(Saved entries)
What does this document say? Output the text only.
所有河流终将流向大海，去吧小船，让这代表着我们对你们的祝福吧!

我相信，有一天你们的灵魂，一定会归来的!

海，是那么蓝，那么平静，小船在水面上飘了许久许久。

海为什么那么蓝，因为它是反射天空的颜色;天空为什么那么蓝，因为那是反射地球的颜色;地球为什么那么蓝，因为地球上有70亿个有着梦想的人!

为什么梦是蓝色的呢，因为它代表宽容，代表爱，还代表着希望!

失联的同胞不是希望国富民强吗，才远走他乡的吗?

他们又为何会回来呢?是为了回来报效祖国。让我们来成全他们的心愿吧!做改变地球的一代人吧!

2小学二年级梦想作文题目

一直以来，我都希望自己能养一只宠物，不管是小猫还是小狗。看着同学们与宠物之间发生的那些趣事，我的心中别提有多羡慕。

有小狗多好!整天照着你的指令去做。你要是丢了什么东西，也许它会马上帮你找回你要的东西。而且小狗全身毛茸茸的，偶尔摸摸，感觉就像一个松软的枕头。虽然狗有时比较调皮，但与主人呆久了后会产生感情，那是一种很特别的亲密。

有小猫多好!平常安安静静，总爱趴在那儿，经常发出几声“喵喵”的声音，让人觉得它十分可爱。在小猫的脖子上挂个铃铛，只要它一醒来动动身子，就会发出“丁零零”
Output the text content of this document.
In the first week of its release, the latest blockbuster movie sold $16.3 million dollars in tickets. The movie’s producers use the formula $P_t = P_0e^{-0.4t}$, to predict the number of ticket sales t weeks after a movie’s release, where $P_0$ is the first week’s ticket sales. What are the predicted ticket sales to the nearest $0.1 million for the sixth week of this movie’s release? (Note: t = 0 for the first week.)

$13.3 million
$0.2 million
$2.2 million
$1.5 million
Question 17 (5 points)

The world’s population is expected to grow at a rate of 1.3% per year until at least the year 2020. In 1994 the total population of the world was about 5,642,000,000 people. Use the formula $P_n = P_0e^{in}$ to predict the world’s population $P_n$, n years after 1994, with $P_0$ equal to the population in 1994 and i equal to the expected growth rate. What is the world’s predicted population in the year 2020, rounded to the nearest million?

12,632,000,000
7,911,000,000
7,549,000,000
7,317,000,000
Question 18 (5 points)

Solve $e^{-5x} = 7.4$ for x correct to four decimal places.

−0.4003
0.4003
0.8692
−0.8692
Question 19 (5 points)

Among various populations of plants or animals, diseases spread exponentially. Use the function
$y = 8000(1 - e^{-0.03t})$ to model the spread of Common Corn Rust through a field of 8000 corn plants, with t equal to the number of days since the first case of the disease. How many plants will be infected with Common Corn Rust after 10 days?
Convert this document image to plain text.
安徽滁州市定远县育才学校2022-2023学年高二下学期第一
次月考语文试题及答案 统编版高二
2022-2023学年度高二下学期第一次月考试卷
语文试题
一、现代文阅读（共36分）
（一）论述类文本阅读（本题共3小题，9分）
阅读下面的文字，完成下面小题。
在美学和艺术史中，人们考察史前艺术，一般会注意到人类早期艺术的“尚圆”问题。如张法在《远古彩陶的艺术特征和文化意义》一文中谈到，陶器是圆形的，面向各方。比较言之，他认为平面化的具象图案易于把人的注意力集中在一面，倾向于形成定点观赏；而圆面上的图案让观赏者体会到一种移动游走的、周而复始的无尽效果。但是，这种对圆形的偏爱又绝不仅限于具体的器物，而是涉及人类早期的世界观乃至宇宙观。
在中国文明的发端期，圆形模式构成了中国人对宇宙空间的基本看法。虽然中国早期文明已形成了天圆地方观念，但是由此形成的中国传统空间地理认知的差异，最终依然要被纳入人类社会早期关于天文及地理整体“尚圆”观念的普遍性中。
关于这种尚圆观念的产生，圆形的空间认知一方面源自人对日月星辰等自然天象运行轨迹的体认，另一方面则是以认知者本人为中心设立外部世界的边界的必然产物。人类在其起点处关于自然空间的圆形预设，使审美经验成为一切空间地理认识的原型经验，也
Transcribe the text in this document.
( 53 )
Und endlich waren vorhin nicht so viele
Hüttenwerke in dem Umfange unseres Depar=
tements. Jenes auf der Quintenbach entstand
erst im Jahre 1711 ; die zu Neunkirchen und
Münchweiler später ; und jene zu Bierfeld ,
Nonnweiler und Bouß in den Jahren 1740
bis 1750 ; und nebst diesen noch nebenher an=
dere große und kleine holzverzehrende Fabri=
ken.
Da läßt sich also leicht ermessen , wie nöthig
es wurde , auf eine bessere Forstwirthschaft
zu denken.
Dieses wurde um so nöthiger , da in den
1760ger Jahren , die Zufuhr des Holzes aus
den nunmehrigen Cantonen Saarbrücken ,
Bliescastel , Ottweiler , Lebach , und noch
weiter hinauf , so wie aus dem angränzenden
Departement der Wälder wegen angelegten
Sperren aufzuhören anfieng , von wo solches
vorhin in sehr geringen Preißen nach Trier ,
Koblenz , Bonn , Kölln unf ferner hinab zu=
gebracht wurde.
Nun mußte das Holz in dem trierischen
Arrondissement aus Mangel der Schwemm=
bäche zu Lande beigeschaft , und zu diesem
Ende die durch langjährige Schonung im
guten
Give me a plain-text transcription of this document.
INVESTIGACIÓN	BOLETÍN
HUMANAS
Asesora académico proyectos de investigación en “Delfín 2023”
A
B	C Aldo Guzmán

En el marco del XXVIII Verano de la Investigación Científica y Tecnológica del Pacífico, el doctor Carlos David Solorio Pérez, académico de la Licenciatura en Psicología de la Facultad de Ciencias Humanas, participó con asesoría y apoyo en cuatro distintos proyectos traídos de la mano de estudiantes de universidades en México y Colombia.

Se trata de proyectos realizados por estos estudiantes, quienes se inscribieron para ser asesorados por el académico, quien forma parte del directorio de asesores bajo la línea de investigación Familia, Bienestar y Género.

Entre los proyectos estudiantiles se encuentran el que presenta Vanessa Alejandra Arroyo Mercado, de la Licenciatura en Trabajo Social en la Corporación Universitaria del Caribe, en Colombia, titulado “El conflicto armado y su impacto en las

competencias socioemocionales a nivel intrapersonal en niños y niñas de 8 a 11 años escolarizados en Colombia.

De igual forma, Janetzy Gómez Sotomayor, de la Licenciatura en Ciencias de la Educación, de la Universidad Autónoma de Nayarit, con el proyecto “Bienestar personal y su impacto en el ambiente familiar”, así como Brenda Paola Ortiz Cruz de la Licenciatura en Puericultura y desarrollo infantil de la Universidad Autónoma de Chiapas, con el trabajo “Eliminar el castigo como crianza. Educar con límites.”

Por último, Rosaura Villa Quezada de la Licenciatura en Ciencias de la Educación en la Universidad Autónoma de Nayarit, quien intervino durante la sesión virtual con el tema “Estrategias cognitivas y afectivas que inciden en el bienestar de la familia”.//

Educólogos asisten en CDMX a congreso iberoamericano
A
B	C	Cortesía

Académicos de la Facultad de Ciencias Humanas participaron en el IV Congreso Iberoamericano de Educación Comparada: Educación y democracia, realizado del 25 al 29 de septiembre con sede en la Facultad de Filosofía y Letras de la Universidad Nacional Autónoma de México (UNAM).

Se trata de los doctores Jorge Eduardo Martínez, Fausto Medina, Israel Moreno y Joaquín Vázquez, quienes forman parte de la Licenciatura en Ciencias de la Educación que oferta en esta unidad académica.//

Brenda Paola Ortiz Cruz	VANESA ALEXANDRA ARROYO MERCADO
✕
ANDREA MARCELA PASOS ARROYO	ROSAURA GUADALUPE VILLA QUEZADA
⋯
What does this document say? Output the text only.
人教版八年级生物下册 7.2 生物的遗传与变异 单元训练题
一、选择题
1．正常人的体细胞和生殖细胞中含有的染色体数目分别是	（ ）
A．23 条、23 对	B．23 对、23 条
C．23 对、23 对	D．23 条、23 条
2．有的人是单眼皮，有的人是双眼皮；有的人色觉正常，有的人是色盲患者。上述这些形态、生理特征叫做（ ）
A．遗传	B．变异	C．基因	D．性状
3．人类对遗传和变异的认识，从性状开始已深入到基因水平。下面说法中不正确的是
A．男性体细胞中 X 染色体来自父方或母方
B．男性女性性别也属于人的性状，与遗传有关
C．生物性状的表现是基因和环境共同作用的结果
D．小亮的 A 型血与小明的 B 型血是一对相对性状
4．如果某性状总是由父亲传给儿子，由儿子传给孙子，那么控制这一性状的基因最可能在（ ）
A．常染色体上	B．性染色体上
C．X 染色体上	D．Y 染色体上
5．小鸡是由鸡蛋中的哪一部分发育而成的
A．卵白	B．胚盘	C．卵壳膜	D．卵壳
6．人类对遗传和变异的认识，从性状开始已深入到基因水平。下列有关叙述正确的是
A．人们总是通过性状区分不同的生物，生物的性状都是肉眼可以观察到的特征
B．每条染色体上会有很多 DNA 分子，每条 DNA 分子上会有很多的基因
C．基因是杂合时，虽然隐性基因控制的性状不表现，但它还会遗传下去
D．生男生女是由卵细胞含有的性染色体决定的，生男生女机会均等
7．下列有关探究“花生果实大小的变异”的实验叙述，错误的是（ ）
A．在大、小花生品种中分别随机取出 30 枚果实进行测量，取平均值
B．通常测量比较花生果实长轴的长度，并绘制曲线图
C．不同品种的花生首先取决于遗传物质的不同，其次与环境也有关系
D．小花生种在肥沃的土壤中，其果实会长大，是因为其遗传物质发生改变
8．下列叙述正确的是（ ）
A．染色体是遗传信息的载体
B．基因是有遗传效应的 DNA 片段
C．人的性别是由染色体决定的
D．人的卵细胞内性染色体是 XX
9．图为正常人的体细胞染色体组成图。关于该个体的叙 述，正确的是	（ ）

- _What is required_:
Pull every line containing the word "Question" out of the material and copy it.

- _Answer for this exercise_:
Question 17 (5 points)
Question 18 (5 points)
Question 19 (5 points)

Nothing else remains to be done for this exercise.